■ Written problem ■
Set down all of the entries word for word, omitting the images they contain.

■ Collected data ■
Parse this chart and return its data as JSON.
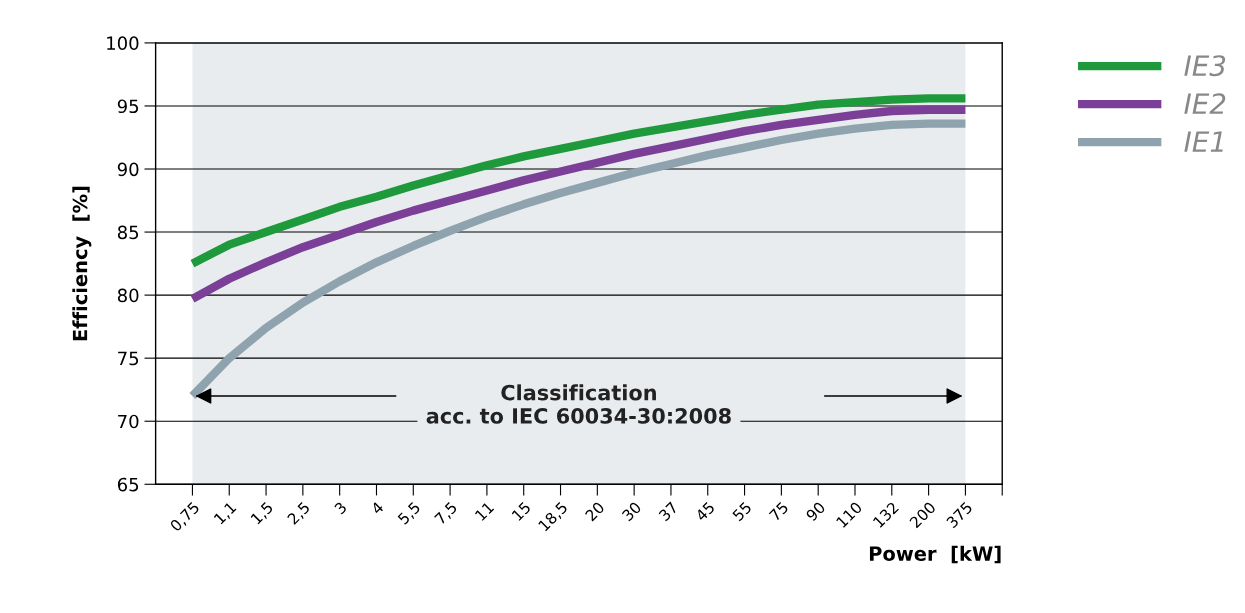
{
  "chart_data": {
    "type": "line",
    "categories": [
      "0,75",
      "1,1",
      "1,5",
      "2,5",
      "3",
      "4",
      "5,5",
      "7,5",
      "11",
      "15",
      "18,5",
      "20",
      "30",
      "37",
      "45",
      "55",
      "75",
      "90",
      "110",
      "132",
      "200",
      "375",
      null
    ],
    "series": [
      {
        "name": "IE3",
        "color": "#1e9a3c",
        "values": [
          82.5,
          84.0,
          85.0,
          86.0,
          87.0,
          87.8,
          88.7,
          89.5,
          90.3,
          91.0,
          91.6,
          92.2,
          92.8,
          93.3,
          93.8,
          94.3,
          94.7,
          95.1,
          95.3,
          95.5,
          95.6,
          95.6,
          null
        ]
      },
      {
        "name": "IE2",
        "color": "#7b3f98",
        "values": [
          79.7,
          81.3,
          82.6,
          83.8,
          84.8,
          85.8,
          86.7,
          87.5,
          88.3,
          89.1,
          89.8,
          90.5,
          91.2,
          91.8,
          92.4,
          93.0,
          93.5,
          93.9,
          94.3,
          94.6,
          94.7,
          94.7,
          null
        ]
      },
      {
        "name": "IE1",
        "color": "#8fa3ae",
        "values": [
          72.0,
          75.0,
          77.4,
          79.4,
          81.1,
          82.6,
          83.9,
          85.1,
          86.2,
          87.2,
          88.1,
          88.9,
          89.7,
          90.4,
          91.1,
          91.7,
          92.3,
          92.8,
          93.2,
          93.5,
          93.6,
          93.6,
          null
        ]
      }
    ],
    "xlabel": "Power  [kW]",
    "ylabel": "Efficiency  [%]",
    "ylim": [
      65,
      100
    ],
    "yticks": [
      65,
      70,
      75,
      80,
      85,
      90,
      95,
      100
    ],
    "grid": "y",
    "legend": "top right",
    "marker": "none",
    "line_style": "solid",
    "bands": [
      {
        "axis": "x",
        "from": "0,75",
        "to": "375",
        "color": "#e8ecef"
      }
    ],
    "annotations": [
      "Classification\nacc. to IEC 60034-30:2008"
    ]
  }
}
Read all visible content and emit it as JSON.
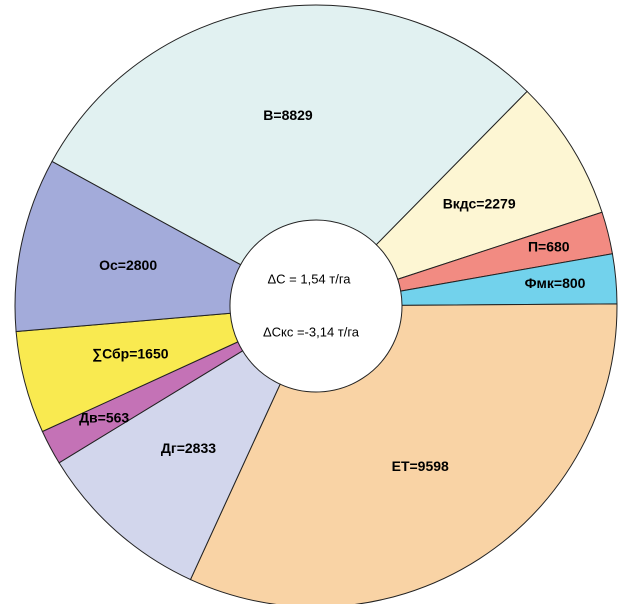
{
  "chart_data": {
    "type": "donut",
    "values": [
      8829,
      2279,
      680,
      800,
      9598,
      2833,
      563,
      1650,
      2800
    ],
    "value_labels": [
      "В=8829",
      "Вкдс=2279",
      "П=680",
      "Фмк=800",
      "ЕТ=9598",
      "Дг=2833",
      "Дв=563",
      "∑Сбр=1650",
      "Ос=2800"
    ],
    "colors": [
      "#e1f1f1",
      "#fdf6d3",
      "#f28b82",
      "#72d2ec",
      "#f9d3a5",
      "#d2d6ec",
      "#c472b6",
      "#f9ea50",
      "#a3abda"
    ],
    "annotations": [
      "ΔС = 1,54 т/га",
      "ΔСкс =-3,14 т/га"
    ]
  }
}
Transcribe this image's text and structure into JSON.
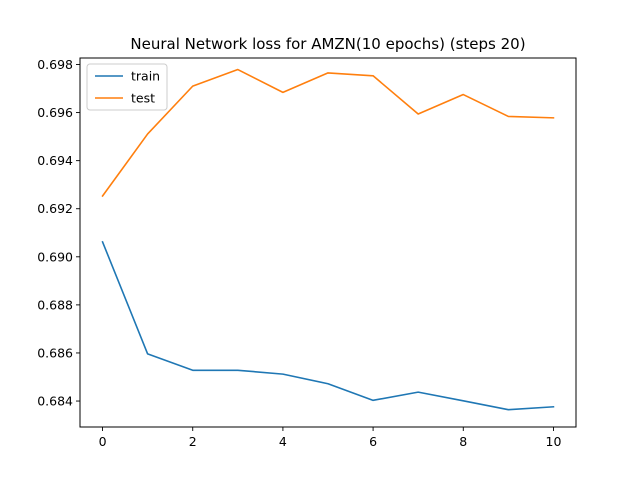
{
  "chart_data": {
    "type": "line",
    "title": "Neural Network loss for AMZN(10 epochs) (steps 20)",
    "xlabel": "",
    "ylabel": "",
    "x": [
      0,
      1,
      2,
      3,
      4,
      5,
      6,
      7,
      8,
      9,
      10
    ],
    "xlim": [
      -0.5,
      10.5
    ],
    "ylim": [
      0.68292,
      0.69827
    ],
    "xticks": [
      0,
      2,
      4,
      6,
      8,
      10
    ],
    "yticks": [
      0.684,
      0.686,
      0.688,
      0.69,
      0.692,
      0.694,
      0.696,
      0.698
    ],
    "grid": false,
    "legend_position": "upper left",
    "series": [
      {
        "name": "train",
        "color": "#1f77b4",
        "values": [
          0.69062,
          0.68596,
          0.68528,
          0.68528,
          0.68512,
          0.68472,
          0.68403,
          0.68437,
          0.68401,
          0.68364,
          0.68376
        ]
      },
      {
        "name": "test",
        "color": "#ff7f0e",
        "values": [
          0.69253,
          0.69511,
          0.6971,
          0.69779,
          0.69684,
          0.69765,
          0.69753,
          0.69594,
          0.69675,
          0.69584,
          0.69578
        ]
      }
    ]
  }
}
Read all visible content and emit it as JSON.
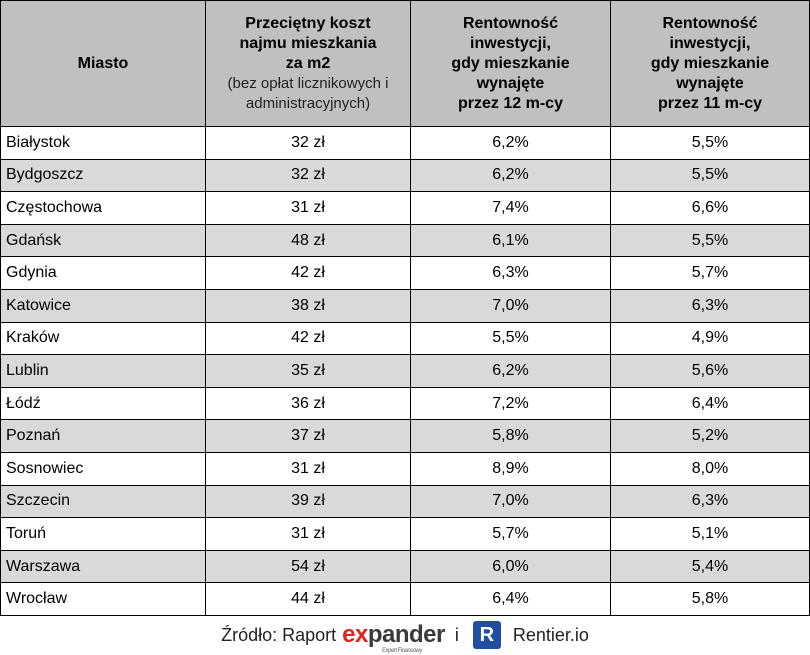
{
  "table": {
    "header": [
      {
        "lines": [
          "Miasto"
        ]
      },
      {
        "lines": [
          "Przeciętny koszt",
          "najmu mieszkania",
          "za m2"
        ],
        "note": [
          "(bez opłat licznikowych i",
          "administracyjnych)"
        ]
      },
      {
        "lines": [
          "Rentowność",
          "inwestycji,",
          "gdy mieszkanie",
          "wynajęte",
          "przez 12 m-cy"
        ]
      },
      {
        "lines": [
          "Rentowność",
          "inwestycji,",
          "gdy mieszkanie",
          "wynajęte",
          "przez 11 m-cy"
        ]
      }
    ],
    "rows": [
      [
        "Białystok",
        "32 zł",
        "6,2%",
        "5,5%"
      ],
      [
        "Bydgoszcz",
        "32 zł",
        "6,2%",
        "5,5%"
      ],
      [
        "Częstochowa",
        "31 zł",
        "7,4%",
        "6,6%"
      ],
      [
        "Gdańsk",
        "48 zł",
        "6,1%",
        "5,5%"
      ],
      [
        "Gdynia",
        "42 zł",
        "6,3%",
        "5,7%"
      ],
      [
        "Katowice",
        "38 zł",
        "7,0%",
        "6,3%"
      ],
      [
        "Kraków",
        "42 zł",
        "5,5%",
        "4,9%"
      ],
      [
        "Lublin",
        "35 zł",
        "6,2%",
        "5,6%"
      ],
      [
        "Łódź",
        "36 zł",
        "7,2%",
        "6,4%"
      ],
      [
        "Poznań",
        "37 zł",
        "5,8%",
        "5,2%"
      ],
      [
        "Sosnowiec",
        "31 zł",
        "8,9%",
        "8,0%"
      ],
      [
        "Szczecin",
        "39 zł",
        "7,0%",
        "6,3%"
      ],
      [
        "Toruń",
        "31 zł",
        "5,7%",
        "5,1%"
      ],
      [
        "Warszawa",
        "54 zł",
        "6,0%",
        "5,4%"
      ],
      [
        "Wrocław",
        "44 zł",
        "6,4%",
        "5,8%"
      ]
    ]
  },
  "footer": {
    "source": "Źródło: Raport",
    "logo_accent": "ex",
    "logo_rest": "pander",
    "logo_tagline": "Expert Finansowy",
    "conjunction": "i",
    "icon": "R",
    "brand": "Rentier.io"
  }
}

■ Response to this task ■
Parse this chart and return its data as JSON.
{
  "chart_data": {
    "type": "line",
    "categories": [
      "0,75",
      "1,1",
      "1,5",
      "2,5",
      "3",
      "4",
      "5,5",
      "7,5",
      "11",
      "15",
      "18,5",
      "20",
      "30",
      "37",
      "45",
      "55",
      "75",
      "90",
      "110",
      "132",
      "200",
      "375",
      null
    ],
    "series": [
      {
        "name": "IE3",
        "color": "#1e9a3c",
        "values": [
          82.5,
          84.0,
          85.0,
          86.0,
          87.0,
          87.8,
          88.7,
          89.5,
          90.3,
          91.0,
          91.6,
          92.2,
          92.8,
          93.3,
          93.8,
          94.3,
          94.7,
          95.1,
          95.3,
          95.5,
          95.6,
          95.6,
          null
        ]
      },
      {
        "name": "IE2",
        "color": "#7b3f98",
        "values": [
          79.7,
          81.3,
          82.6,
          83.8,
          84.8,
          85.8,
          86.7,
          87.5,
          88.3,
          89.1,
          89.8,
          90.5,
          91.2,
          91.8,
          92.4,
          93.0,
          93.5,
          93.9,
          94.3,
          94.6,
          94.7,
          94.7,
          null
        ]
      },
      {
        "name": "IE1",
        "color": "#8fa3ae",
        "values": [
          72.0,
          75.0,
          77.4,
          79.4,
          81.1,
          82.6,
          83.9,
          85.1,
          86.2,
          87.2,
          88.1,
          88.9,
          89.7,
          90.4,
          91.1,
          91.7,
          92.3,
          92.8,
          93.2,
          93.5,
          93.6,
          93.6,
          null
        ]
      }
    ],
    "xlabel": "Power  [kW]",
    "ylabel": "Efficiency  [%]",
    "ylim": [
      65,
      100
    ],
    "yticks": [
      65,
      70,
      75,
      80,
      85,
      90,
      95,
      100
    ],
    "grid": "y",
    "legend": "top right",
    "marker": "none",
    "line_style": "solid",
    "bands": [
      {
        "axis": "x",
        "from": "0,75",
        "to": "375",
        "color": "#e8ecef"
      }
    ],
    "annotations": [
      "Classification\nacc. to IEC 60034-30:2008"
    ]
  }
}
Read all visible content and emit it as JSON.
{
  "chart_data": {
    "type": "donut",
    "values": [
      8829,
      2279,
      680,
      800,
      9598,
      2833,
      563,
      1650,
      2800
    ],
    "value_labels": [
      "В=8829",
      "Вкдс=2279",
      "П=680",
      "Фмк=800",
      "ЕТ=9598",
      "Дг=2833",
      "Дв=563",
      "∑Сбр=1650",
      "Ос=2800"
    ],
    "colors": [
      "#e1f1f1",
      "#fdf6d3",
      "#f28b82",
      "#72d2ec",
      "#f9d3a5",
      "#d2d6ec",
      "#c472b6",
      "#f9ea50",
      "#a3abda"
    ],
    "annotations": [
      "ΔС = 1,54 т/га",
      "ΔСкс =-3,14 т/га"
    ]
  }
}
Transcribe this image's text and structure into JSON.
{
  "chart_data": {
    "type": "line",
    "title": "Neural Network loss for AMZN(10 epochs) (steps 20)",
    "xlabel": "",
    "ylabel": "",
    "x": [
      0,
      1,
      2,
      3,
      4,
      5,
      6,
      7,
      8,
      9,
      10
    ],
    "xlim": [
      -0.5,
      10.5
    ],
    "ylim": [
      0.68292,
      0.69827
    ],
    "xticks": [
      0,
      2,
      4,
      6,
      8,
      10
    ],
    "yticks": [
      0.684,
      0.686,
      0.688,
      0.69,
      0.692,
      0.694,
      0.696,
      0.698
    ],
    "grid": false,
    "legend_position": "upper left",
    "series": [
      {
        "name": "train",
        "color": "#1f77b4",
        "values": [
          0.69062,
          0.68596,
          0.68528,
          0.68528,
          0.68512,
          0.68472,
          0.68403,
          0.68437,
          0.68401,
          0.68364,
          0.68376
        ]
      },
      {
        "name": "test",
        "color": "#ff7f0e",
        "values": [
          0.69253,
          0.69511,
          0.6971,
          0.69779,
          0.69684,
          0.69765,
          0.69753,
          0.69594,
          0.69675,
          0.69584,
          0.69578
        ]
      }
    ]
  }
}
Read all visible content and emit it as JSON.
{
  "table": {
    "header": [
      {
        "lines": [
          "Miasto"
        ]
      },
      {
        "lines": [
          "Przeciętny koszt",
          "najmu mieszkania",
          "za m2"
        ],
        "note": [
          "(bez opłat licznikowych i",
          "administracyjnych)"
        ]
      },
      {
        "lines": [
          "Rentowność",
          "inwestycji,",
          "gdy mieszkanie",
          "wynajęte",
          "przez 12 m-cy"
        ]
      },
      {
        "lines": [
          "Rentowność",
          "inwestycji,",
          "gdy mieszkanie",
          "wynajęte",
          "przez 11 m-cy"
        ]
      }
    ],
    "rows": [
      [
        "Białystok",
        "32 zł",
        "6,2%",
        "5,5%"
      ],
      [
        "Bydgoszcz",
        "32 zł",
        "6,2%",
        "5,5%"
      ],
      [
        "Częstochowa",
        "31 zł",
        "7,4%",
        "6,6%"
      ],
      [
        "Gdańsk",
        "48 zł",
        "6,1%",
        "5,5%"
      ],
      [
        "Gdynia",
        "42 zł",
        "6,3%",
        "5,7%"
      ],
      [
        "Katowice",
        "38 zł",
        "7,0%",
        "6,3%"
      ],
      [
        "Kraków",
        "42 zł",
        "5,5%",
        "4,9%"
      ],
      [
        "Lublin",
        "35 zł",
        "6,2%",
        "5,6%"
      ],
      [
        "Łódź",
        "36 zł",
        "7,2%",
        "6,4%"
      ],
      [
        "Poznań",
        "37 zł",
        "5,8%",
        "5,2%"
      ],
      [
        "Sosnowiec",
        "31 zł",
        "8,9%",
        "8,0%"
      ],
      [
        "Szczecin",
        "39 zł",
        "7,0%",
        "6,3%"
      ],
      [
        "Toruń",
        "31 zł",
        "5,7%",
        "5,1%"
      ],
      [
        "Warszawa",
        "54 zł",
        "6,0%",
        "5,4%"
      ],
      [
        "Wrocław",
        "44 zł",
        "6,4%",
        "5,8%"
      ]
    ]
  },
  "footer": {
    "source": "Źródło: Raport",
    "logo_accent": "ex",
    "logo_rest": "pander",
    "logo_tagline": "Expert Finansowy",
    "conjunction": "i",
    "icon": "R",
    "brand": "Rentier.io"
  }
}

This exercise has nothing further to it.